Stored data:
———

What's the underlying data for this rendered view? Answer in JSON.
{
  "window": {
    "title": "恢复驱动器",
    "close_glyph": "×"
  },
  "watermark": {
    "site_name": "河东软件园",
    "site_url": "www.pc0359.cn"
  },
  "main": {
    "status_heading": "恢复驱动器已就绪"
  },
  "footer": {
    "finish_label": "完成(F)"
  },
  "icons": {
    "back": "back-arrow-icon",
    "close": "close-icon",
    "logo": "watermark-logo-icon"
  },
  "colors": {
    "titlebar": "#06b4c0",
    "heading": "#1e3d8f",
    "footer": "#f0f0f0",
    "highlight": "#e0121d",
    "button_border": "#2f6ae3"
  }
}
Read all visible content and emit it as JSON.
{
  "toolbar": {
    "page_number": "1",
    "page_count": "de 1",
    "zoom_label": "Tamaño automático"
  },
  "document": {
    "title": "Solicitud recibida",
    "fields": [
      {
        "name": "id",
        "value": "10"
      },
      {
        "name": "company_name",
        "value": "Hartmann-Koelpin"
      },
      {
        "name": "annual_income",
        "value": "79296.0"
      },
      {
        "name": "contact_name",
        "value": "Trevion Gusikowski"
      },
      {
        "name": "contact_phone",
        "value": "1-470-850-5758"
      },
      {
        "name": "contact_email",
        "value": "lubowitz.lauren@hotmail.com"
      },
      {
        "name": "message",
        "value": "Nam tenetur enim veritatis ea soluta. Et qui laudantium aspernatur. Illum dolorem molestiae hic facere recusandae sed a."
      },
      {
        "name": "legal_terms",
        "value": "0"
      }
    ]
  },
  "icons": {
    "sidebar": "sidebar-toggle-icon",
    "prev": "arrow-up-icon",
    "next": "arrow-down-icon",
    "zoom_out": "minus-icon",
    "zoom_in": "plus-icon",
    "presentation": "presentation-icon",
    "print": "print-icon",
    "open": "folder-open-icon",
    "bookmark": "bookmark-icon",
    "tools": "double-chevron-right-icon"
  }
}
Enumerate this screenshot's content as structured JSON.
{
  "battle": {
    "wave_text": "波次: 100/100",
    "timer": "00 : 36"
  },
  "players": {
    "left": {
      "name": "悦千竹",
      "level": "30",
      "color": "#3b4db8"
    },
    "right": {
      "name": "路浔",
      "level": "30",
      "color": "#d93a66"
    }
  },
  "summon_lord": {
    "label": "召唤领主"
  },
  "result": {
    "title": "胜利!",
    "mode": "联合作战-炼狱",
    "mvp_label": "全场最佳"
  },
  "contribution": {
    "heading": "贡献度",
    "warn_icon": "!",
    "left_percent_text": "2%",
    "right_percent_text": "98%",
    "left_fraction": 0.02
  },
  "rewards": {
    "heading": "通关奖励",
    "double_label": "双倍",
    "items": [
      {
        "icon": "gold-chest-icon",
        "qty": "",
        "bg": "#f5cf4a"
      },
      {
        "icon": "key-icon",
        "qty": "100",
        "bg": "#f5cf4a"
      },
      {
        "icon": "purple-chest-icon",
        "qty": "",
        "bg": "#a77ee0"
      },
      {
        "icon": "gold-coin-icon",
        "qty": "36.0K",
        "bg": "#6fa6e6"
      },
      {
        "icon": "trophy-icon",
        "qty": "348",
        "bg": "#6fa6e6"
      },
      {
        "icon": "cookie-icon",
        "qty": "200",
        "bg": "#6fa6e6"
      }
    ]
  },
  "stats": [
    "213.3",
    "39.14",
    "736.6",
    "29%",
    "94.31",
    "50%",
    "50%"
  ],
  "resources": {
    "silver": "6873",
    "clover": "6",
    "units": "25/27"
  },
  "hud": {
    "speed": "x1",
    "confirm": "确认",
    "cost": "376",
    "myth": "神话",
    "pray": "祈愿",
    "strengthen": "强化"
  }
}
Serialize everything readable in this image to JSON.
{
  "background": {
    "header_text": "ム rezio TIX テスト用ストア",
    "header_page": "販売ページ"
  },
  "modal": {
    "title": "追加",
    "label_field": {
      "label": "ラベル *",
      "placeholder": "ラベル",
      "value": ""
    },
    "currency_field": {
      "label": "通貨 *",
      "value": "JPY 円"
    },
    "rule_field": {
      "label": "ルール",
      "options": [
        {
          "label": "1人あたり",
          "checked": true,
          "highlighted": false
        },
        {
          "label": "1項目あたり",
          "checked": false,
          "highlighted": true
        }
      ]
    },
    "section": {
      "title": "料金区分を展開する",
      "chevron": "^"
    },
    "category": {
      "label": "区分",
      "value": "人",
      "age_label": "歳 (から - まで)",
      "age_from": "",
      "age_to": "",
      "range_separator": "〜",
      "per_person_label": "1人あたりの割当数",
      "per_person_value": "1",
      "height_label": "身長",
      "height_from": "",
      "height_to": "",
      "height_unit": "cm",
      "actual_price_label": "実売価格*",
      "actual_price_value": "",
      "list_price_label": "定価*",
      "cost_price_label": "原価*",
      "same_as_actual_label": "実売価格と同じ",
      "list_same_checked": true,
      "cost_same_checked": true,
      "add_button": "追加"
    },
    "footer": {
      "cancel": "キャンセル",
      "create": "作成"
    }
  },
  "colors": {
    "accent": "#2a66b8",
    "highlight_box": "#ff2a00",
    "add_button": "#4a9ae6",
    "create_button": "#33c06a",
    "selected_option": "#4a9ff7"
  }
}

———

Extract the whole listing, character for character.

● WRITTEN SOLUTION
What's the underlying data for this rendered view? Answer in JSON.
{
  "window": {
    "title": "恢复驱动器",
    "close_glyph": "×"
  },
  "watermark": {
    "site_name": "河东软件园",
    "site_url": "www.pc0359.cn"
  },
  "main": {
    "status_heading": "恢复驱动器已就绪"
  },
  "footer": {
    "finish_label": "完成(F)"
  },
  "icons": {
    "back": "back-arrow-icon",
    "close": "close-icon",
    "logo": "watermark-logo-icon"
  },
  "colors": {
    "titlebar": "#06b4c0",
    "heading": "#1e3d8f",
    "footer": "#f0f0f0",
    "highlight": "#e0121d",
    "button_border": "#2f6ae3"
  }
}
Read all visible content and emit it as JSON.
{
  "toolbar": {
    "page_number": "1",
    "page_count": "de 1",
    "zoom_label": "Tamaño automático"
  },
  "document": {
    "title": "Solicitud recibida",
    "fields": [
      {
        "name": "id",
        "value": "10"
      },
      {
        "name": "company_name",
        "value": "Hartmann-Koelpin"
      },
      {
        "name": "annual_income",
        "value": "79296.0"
      },
      {
        "name": "contact_name",
        "value": "Trevion Gusikowski"
      },
      {
        "name": "contact_phone",
        "value": "1-470-850-5758"
      },
      {
        "name": "contact_email",
        "value": "lubowitz.lauren@hotmail.com"
      },
      {
        "name": "message",
        "value": "Nam tenetur enim veritatis ea soluta. Et qui laudantium aspernatur. Illum dolorem molestiae hic facere recusandae sed a."
      },
      {
        "name": "legal_terms",
        "value": "0"
      }
    ]
  },
  "icons": {
    "sidebar": "sidebar-toggle-icon",
    "prev": "arrow-up-icon",
    "next": "arrow-down-icon",
    "zoom_out": "minus-icon",
    "zoom_in": "plus-icon",
    "presentation": "presentation-icon",
    "print": "print-icon",
    "open": "folder-open-icon",
    "bookmark": "bookmark-icon",
    "tools": "double-chevron-right-icon"
  }
}
Enumerate this screenshot's content as structured JSON.
{
  "battle": {
    "wave_text": "波次: 100/100",
    "timer": "00 : 36"
  },
  "players": {
    "left": {
      "name": "悦千竹",
      "level": "30",
      "color": "#3b4db8"
    },
    "right": {
      "name": "路浔",
      "level": "30",
      "color": "#d93a66"
    }
  },
  "summon_lord": {
    "label": "召唤领主"
  },
  "result": {
    "title": "胜利!",
    "mode": "联合作战-炼狱",
    "mvp_label": "全场最佳"
  },
  "contribution": {
    "heading": "贡献度",
    "warn_icon": "!",
    "left_percent_text": "2%",
    "right_percent_text": "98%",
    "left_fraction": 0.02
  },
  "rewards": {
    "heading": "通关奖励",
    "double_label": "双倍",
    "items": [
      {
        "icon": "gold-chest-icon",
        "qty": "",
        "bg": "#f5cf4a"
      },
      {
        "icon": "key-icon",
        "qty": "100",
        "bg": "#f5cf4a"
      },
      {
        "icon": "purple-chest-icon",
        "qty": "",
        "bg": "#a77ee0"
      },
      {
        "icon": "gold-coin-icon",
        "qty": "36.0K",
        "bg": "#6fa6e6"
      },
      {
        "icon": "trophy-icon",
        "qty": "348",
        "bg": "#6fa6e6"
      },
      {
        "icon": "cookie-icon",
        "qty": "200",
        "bg": "#6fa6e6"
      }
    ]
  },
  "stats": [
    "213.3",
    "39.14",
    "736.6",
    "29%",
    "94.31",
    "50%",
    "50%"
  ],
  "resources": {
    "silver": "6873",
    "clover": "6",
    "units": "25/27"
  },
  "hud": {
    "speed": "x1",
    "confirm": "确认",
    "cost": "376",
    "myth": "神话",
    "pray": "祈愿",
    "strengthen": "强化"
  }
}
Serialize everything readable in this image to JSON.
{
  "background": {
    "header_text": "ム rezio TIX テスト用ストア",
    "header_page": "販売ページ"
  },
  "modal": {
    "title": "追加",
    "label_field": {
      "label": "ラベル *",
      "placeholder": "ラベル",
      "value": ""
    },
    "currency_field": {
      "label": "通貨 *",
      "value": "JPY 円"
    },
    "rule_field": {
      "label": "ルール",
      "options": [
        {
          "label": "1人あたり",
          "checked": true,
          "highlighted": false
        },
        {
          "label": "1項目あたり",
          "checked": false,
          "highlighted": true
        }
      ]
    },
    "section": {
      "title": "料金区分を展開する",
      "chevron": "^"
    },
    "category": {
      "label": "区分",
      "value": "人",
      "age_label": "歳 (から - まで)",
      "age_from": "",
      "age_to": "",
      "range_separator": "〜",
      "per_person_label": "1人あたりの割当数",
      "per_person_value": "1",
      "height_label": "身長",
      "height_from": "",
      "height_to": "",
      "height_unit": "cm",
      "actual_price_label": "実売価格*",
      "actual_price_value": "",
      "list_price_label": "定価*",
      "cost_price_label": "原価*",
      "same_as_actual_label": "実売価格と同じ",
      "list_same_checked": true,
      "cost_same_checked": true,
      "add_button": "追加"
    },
    "footer": {
      "cancel": "キャンセル",
      "create": "作成"
    }
  },
  "colors": {
    "accent": "#2a66b8",
    "highlight_box": "#ff2a00",
    "add_button": "#4a9ae6",
    "create_button": "#33c06a",
    "selected_option": "#4a9ff7"
  }
}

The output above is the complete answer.